## RECORDS PROVIDED
☆ ☆ ☆ ☆ ☆ ☆ ☆
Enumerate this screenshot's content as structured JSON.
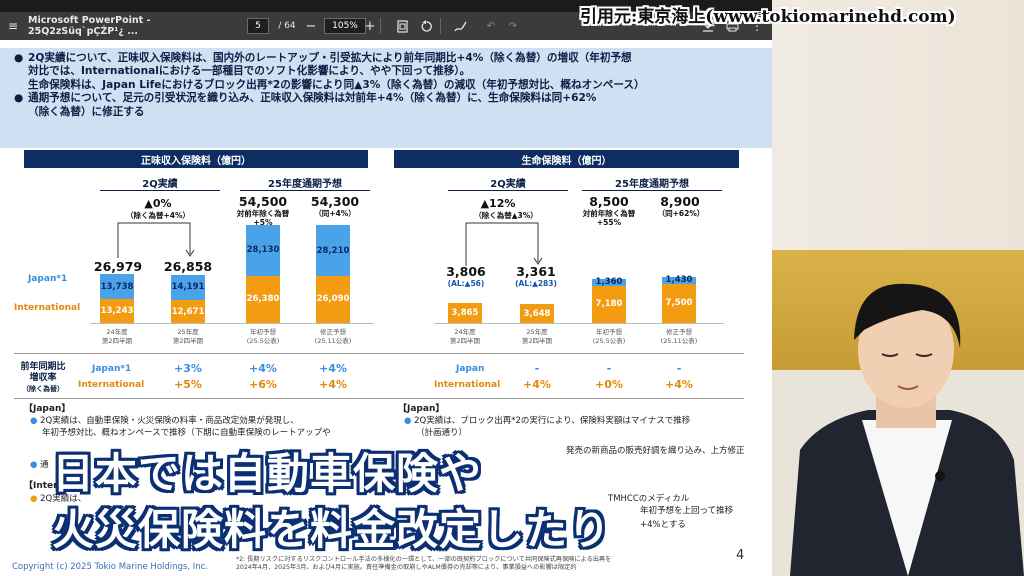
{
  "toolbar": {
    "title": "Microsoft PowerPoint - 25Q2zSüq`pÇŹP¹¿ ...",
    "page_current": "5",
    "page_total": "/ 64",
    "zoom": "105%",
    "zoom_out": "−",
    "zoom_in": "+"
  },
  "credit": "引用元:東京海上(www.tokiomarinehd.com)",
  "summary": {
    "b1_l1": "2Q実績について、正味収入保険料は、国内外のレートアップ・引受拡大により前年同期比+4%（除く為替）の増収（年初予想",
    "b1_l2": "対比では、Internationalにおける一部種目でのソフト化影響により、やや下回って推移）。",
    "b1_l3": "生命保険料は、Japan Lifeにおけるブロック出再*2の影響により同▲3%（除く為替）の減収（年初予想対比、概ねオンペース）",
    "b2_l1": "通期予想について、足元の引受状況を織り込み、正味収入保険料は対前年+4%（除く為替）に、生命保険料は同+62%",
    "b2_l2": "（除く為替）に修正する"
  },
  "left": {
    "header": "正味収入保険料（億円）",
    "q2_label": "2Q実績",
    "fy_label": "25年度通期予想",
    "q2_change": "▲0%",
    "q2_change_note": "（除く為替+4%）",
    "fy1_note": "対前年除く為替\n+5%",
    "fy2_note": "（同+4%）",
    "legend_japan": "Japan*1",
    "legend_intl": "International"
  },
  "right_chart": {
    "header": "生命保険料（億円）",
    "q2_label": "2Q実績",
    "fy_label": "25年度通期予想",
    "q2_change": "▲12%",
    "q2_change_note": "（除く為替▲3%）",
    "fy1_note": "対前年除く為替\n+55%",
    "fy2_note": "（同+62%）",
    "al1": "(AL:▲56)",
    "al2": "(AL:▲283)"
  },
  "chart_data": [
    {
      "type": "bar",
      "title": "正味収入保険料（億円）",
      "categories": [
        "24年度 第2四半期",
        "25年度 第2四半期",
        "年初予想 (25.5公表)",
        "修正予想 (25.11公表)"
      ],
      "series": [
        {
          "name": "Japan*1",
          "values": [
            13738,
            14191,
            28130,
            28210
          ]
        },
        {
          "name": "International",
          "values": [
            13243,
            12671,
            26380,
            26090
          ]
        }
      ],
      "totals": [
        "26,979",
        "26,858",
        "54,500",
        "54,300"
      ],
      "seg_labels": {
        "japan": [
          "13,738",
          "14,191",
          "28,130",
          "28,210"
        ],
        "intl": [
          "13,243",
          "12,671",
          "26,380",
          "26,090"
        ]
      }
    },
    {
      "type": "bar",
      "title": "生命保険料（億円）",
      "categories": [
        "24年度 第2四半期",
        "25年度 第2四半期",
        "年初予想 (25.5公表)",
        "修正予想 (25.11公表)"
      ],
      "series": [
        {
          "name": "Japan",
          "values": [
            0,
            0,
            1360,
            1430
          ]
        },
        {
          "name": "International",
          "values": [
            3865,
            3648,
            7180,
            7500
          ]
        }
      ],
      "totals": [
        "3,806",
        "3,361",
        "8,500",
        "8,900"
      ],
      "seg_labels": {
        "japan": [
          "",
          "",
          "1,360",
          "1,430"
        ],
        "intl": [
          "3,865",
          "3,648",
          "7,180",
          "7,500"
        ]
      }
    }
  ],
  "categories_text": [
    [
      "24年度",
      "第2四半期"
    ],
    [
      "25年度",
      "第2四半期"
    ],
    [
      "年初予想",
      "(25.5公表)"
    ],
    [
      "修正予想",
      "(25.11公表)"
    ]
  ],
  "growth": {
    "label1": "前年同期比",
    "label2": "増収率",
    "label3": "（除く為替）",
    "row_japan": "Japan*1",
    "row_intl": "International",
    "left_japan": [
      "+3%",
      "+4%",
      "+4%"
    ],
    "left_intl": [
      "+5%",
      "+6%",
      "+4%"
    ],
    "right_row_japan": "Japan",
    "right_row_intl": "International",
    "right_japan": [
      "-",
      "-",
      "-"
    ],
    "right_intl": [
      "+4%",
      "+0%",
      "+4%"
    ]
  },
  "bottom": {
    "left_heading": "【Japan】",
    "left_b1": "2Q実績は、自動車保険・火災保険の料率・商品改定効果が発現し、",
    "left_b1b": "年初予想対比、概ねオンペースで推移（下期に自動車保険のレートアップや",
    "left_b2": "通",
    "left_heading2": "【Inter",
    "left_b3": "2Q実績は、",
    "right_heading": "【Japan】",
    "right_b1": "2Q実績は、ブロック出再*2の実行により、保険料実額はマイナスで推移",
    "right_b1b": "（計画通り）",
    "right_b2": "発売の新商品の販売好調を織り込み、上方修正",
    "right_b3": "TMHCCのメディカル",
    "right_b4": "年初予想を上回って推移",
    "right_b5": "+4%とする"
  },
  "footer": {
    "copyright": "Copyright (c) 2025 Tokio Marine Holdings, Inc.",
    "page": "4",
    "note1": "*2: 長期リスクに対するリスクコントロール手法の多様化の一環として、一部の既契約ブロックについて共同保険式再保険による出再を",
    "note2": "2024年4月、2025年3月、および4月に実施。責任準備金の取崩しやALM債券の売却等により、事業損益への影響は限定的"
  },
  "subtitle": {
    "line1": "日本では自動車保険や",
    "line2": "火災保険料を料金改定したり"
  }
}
☆ ☆ ☆ ☆ ☆ ☆ ☆
## PROBLEM TO SOLVE
Transcribe the full listing above exactly, with the images removed.

## ANSWER TO THE EXERCISE
Enumerate this screenshot's content as structured JSON.
{
  "toolbar": {
    "title": "Microsoft PowerPoint - 25Q2zSüq`pÇŹP¹¿ ...",
    "page_current": "5",
    "page_total": "/ 64",
    "zoom": "105%",
    "zoom_out": "−",
    "zoom_in": "+"
  },
  "credit": "引用元:東京海上(www.tokiomarinehd.com)",
  "summary": {
    "b1_l1": "2Q実績について、正味収入保険料は、国内外のレートアップ・引受拡大により前年同期比+4%（除く為替）の増収（年初予想",
    "b1_l2": "対比では、Internationalにおける一部種目でのソフト化影響により、やや下回って推移）。",
    "b1_l3": "生命保険料は、Japan Lifeにおけるブロック出再*2の影響により同▲3%（除く為替）の減収（年初予想対比、概ねオンペース）",
    "b2_l1": "通期予想について、足元の引受状況を織り込み、正味収入保険料は対前年+4%（除く為替）に、生命保険料は同+62%",
    "b2_l2": "（除く為替）に修正する"
  },
  "left": {
    "header": "正味収入保険料（億円）",
    "q2_label": "2Q実績",
    "fy_label": "25年度通期予想",
    "q2_change": "▲0%",
    "q2_change_note": "（除く為替+4%）",
    "fy1_note": "対前年除く為替\n+5%",
    "fy2_note": "（同+4%）",
    "legend_japan": "Japan*1",
    "legend_intl": "International"
  },
  "right_chart": {
    "header": "生命保険料（億円）",
    "q2_label": "2Q実績",
    "fy_label": "25年度通期予想",
    "q2_change": "▲12%",
    "q2_change_note": "（除く為替▲3%）",
    "fy1_note": "対前年除く為替\n+55%",
    "fy2_note": "（同+62%）",
    "al1": "(AL:▲56)",
    "al2": "(AL:▲283)"
  },
  "chart_data": [
    {
      "type": "bar",
      "title": "正味収入保険料（億円）",
      "categories": [
        "24年度 第2四半期",
        "25年度 第2四半期",
        "年初予想 (25.5公表)",
        "修正予想 (25.11公表)"
      ],
      "series": [
        {
          "name": "Japan*1",
          "values": [
            13738,
            14191,
            28130,
            28210
          ]
        },
        {
          "name": "International",
          "values": [
            13243,
            12671,
            26380,
            26090
          ]
        }
      ],
      "totals": [
        "26,979",
        "26,858",
        "54,500",
        "54,300"
      ],
      "seg_labels": {
        "japan": [
          "13,738",
          "14,191",
          "28,130",
          "28,210"
        ],
        "intl": [
          "13,243",
          "12,671",
          "26,380",
          "26,090"
        ]
      }
    },
    {
      "type": "bar",
      "title": "生命保険料（億円）",
      "categories": [
        "24年度 第2四半期",
        "25年度 第2四半期",
        "年初予想 (25.5公表)",
        "修正予想 (25.11公表)"
      ],
      "series": [
        {
          "name": "Japan",
          "values": [
            0,
            0,
            1360,
            1430
          ]
        },
        {
          "name": "International",
          "values": [
            3865,
            3648,
            7180,
            7500
          ]
        }
      ],
      "totals": [
        "3,806",
        "3,361",
        "8,500",
        "8,900"
      ],
      "seg_labels": {
        "japan": [
          "",
          "",
          "1,360",
          "1,430"
        ],
        "intl": [
          "3,865",
          "3,648",
          "7,180",
          "7,500"
        ]
      }
    }
  ],
  "categories_text": [
    [
      "24年度",
      "第2四半期"
    ],
    [
      "25年度",
      "第2四半期"
    ],
    [
      "年初予想",
      "(25.5公表)"
    ],
    [
      "修正予想",
      "(25.11公表)"
    ]
  ],
  "growth": {
    "label1": "前年同期比",
    "label2": "増収率",
    "label3": "（除く為替）",
    "row_japan": "Japan*1",
    "row_intl": "International",
    "left_japan": [
      "+3%",
      "+4%",
      "+4%"
    ],
    "left_intl": [
      "+5%",
      "+6%",
      "+4%"
    ],
    "right_row_japan": "Japan",
    "right_row_intl": "International",
    "right_japan": [
      "-",
      "-",
      "-"
    ],
    "right_intl": [
      "+4%",
      "+0%",
      "+4%"
    ]
  },
  "bottom": {
    "left_heading": "【Japan】",
    "left_b1": "2Q実績は、自動車保険・火災保険の料率・商品改定効果が発現し、",
    "left_b1b": "年初予想対比、概ねオンペースで推移（下期に自動車保険のレートアップや",
    "left_b2": "通",
    "left_heading2": "【Inter",
    "left_b3": "2Q実績は、",
    "right_heading": "【Japan】",
    "right_b1": "2Q実績は、ブロック出再*2の実行により、保険料実額はマイナスで推移",
    "right_b1b": "（計画通り）",
    "right_b2": "発売の新商品の販売好調を織り込み、上方修正",
    "right_b3": "TMHCCのメディカル",
    "right_b4": "年初予想を上回って推移",
    "right_b5": "+4%とする"
  },
  "footer": {
    "copyright": "Copyright (c) 2025 Tokio Marine Holdings, Inc.",
    "page": "4",
    "note1": "*2: 長期リスクに対するリスクコントロール手法の多様化の一環として、一部の既契約ブロックについて共同保険式再保険による出再を",
    "note2": "2024年4月、2025年3月、および4月に実施。責任準備金の取崩しやALM債券の売却等により、事業損益への影響は限定的"
  },
  "subtitle": {
    "line1": "日本では自動車保険や",
    "line2": "火災保険料を料金改定したり"
  }
}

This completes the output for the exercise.